# Start of Source extract

Search for Beauty is a 1934 pre-Code dramedy film, with some musical Busby Berkeley-esque athletic sequences, directed by Erle C. Kenton and starring Buster Crabbe and Ida Lupino (the film was released shortly before Lupino's 16th birthday). They play a pair of lovers and aquatic champion Olympians (he a swimmer, she a diver) who become the face of a health magazine, which over their objections is turned into a "skin" rag. Armstrong and Michael portray ex-cons with the 'scheme' (and both have designs to break up the loving couple for themselves), and Gleason is their cohort. In his first few scenes Crabbe promotes exercise: "Get off your (pause) 'feet' and get on them!"

Cast

Buster Crabbe as Don Jackson
Ida Lupino as Barbara Hilton
Robert Armstrong as Larry Williams
James Gleason as Dan Healy, the 'publisher'
Toby Wing as Sally Palmer, Barbara's cousin
Gertrude Michael as Jean Strange
Bradley Page as Joe Garrett
Frank McGlynn, Sr. as Rev. Rankin
Nora Cecil as Miss Pettigrew
Virginia Hammond as Mrs. Archibald Henderson-James 
Eddie Gribbon as Adolph Knockler 
James B. 'Pop' Kenton as Caretaker
Lynn Bari as Beauty Contest Entrant (uncredited)

# End of Source extract

Resume the article on the 1934 film Search for Beauty from the point where it stops.

# Start of Data listing

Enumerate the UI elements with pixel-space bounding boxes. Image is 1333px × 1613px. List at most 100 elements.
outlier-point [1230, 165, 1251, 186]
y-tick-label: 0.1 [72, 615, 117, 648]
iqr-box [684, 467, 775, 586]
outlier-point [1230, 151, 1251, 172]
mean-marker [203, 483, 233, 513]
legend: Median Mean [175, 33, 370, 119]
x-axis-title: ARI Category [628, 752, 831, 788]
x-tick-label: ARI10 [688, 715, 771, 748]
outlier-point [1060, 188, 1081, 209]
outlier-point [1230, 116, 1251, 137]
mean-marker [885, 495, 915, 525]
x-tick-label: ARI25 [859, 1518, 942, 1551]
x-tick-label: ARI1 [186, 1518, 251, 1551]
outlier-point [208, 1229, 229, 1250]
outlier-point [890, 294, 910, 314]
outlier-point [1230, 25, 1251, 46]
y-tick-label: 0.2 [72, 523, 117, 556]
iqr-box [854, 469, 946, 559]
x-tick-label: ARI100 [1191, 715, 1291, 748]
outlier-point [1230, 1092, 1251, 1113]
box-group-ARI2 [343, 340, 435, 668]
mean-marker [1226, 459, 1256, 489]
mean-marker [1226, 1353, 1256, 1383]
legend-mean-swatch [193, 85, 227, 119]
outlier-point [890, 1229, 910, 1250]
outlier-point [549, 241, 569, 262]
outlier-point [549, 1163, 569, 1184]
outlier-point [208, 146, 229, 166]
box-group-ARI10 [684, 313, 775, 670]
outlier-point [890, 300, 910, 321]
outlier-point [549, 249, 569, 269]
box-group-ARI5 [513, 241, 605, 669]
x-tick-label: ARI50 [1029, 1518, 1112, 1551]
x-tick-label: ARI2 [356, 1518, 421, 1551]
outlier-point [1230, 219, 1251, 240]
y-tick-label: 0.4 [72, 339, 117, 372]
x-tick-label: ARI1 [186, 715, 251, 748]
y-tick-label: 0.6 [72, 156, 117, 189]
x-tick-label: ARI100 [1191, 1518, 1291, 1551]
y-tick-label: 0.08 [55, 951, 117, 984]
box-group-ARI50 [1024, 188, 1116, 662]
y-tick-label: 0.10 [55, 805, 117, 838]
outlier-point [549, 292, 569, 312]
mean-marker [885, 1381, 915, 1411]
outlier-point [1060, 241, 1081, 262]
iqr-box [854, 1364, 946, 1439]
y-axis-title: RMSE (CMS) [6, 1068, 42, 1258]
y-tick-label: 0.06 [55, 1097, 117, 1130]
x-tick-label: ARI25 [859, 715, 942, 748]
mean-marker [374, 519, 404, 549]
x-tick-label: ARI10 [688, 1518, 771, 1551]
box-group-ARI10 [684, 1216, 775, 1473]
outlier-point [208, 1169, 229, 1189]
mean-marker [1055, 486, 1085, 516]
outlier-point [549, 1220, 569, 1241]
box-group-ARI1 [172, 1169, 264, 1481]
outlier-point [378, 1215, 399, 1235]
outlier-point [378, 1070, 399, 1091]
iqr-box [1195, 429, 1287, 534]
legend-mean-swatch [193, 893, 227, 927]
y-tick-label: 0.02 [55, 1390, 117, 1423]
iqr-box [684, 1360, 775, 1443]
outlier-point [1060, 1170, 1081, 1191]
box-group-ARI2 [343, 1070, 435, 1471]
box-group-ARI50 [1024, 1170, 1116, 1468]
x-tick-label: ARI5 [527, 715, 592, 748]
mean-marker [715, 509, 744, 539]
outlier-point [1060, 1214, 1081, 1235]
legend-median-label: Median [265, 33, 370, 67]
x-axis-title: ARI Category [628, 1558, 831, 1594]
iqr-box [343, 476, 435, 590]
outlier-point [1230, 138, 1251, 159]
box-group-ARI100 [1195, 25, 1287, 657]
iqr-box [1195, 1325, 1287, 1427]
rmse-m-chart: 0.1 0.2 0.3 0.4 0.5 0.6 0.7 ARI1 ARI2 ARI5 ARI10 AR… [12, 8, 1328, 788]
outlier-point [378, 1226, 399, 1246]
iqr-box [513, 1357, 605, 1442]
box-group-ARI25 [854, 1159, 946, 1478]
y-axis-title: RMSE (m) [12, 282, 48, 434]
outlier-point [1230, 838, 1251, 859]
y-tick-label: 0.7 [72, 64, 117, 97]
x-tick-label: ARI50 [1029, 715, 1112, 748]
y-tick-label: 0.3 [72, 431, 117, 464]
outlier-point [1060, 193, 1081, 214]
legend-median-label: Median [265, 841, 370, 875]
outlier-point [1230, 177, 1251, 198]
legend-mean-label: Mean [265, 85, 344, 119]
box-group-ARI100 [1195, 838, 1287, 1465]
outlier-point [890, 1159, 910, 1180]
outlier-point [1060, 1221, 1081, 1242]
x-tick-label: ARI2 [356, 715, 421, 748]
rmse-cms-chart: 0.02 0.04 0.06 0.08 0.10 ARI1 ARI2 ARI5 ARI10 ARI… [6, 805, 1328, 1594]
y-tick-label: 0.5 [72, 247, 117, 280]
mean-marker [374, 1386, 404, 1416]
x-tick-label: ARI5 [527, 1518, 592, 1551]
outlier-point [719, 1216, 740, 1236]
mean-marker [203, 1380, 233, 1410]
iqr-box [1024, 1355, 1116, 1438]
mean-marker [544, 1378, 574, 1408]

# End of Data listing

§ **Answer to this exercise**:
Maurice Costello as Health Acres Guest (uncredited)
Joyzelle Joyner as Beauty Contest Entrant (uncredited)
Ann Sheridan as Texas Beauty Winner (uncredited)

Notes
The magazine publishing company shown in the film has been interpreted as a parody of the publishing enterprises owned by Bernarr Macfadden at the time.

References

Sources
Doherty, Thomas Patrick. Pre-Code Hollywood: Sex, Immorality, and Insurrection in American Cinema 1930-1934. New York: Columbia University Press 1999.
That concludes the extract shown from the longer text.